# [RECORDS TO PROCESS]
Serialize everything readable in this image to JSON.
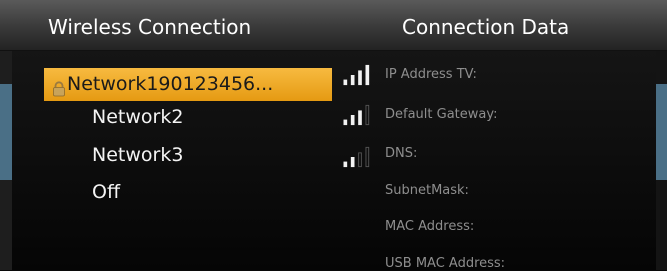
{
  "header": {
    "left_title": "Wireless Connection",
    "right_title": "Connection Data"
  },
  "networks": [
    {
      "label": "Network190123456...",
      "selected": true,
      "locked": true,
      "signal_bars": 4,
      "signal_total": 4
    },
    {
      "label": "Network2",
      "selected": false,
      "locked": false,
      "signal_bars": 3,
      "signal_total": 4
    },
    {
      "label": "Network3",
      "selected": false,
      "locked": false,
      "signal_bars": 2,
      "signal_total": 4
    },
    {
      "label": "Off",
      "selected": false,
      "locked": false
    }
  ],
  "connection_data": [
    {
      "label": "IP Address TV:"
    },
    {
      "label": "Default Gateway:"
    },
    {
      "label": "DNS:"
    },
    {
      "label": "SubnetMask:"
    },
    {
      "label": "MAC Address:"
    },
    {
      "label": "USB MAC Address:"
    }
  ],
  "colors": {
    "selection": "#f0a92a",
    "accent": "#4a6f86",
    "signal_on": "#f2f2f2",
    "signal_off": "#3a3a3a"
  },
  "icons": {
    "lock": "lock-icon",
    "signal": "wifi-signal-icon"
  }
}
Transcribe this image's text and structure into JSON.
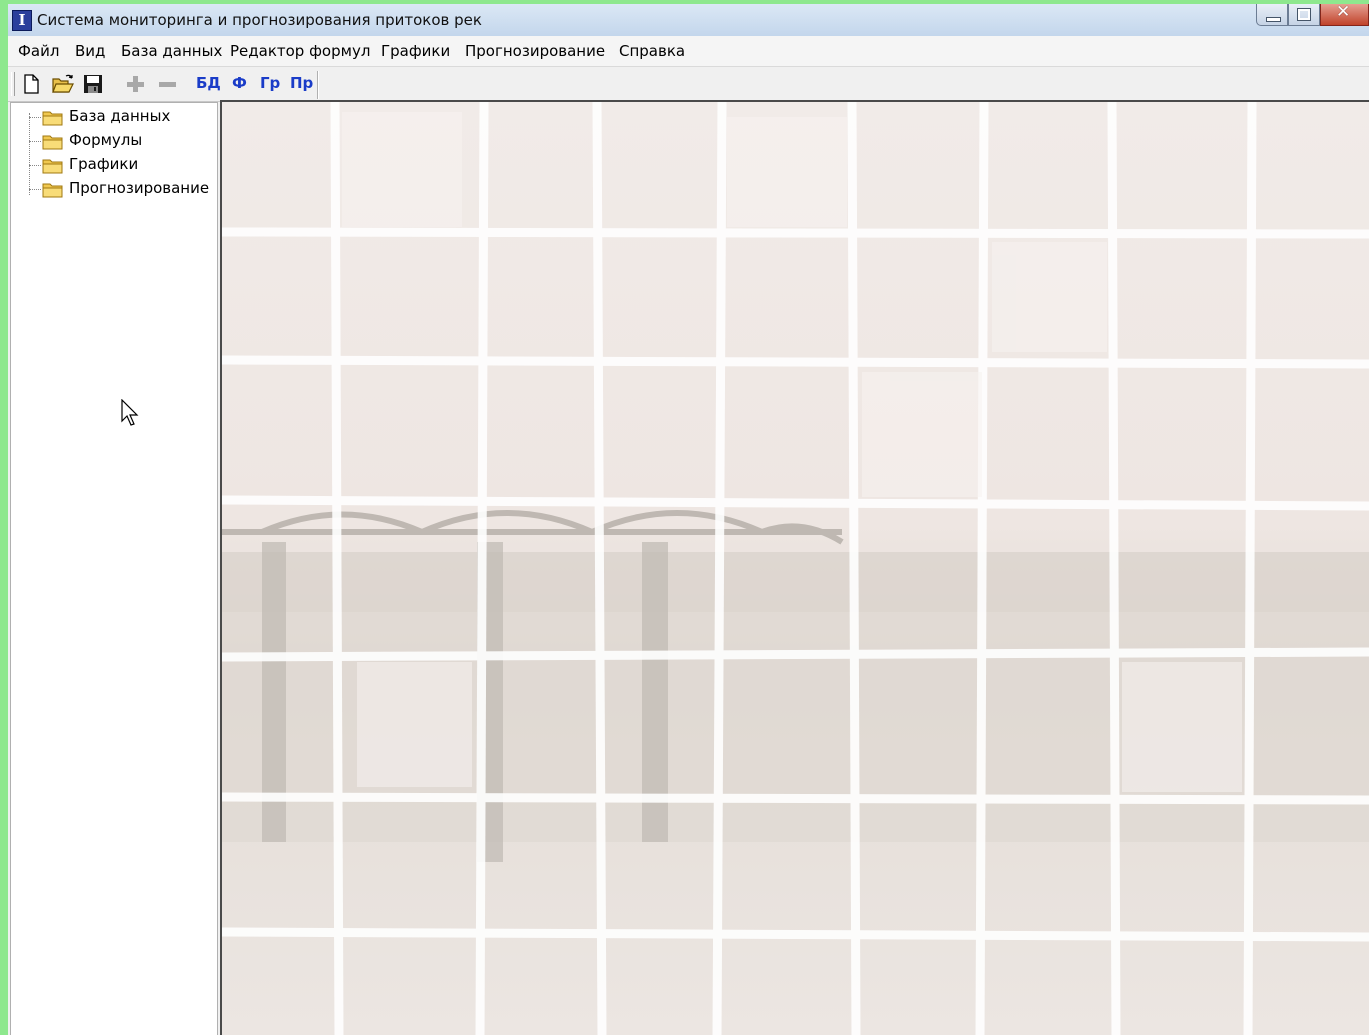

# [WHAT IS REQUIRED]
Leave out the pictures and output the rest of the material exactly as written.

# [FULL OUTPUT]
Serialize everything readable in this image to JSON.
{
  "header": {
    "left_title": "Wireless Connection",
    "right_title": "Connection Data"
  },
  "networks": [
    {
      "label": "Network190123456...",
      "selected": true,
      "locked": true,
      "signal_bars": 4,
      "signal_total": 4
    },
    {
      "label": "Network2",
      "selected": false,
      "locked": false,
      "signal_bars": 3,
      "signal_total": 4
    },
    {
      "label": "Network3",
      "selected": false,
      "locked": false,
      "signal_bars": 2,
      "signal_total": 4
    },
    {
      "label": "Off",
      "selected": false,
      "locked": false
    }
  ],
  "connection_data": [
    {
      "label": "IP Address TV:"
    },
    {
      "label": "Default Gateway:"
    },
    {
      "label": "DNS:"
    },
    {
      "label": "SubnetMask:"
    },
    {
      "label": "MAC Address:"
    },
    {
      "label": "USB MAC Address:"
    }
  ],
  "colors": {
    "selection": "#f0a92a",
    "accent": "#4a6f86",
    "signal_on": "#f2f2f2",
    "signal_off": "#3a3a3a"
  },
  "icons": {
    "lock": "lock-icon",
    "signal": "wifi-signal-icon"
  }
}
Transcribe this image's text and structure into JSON.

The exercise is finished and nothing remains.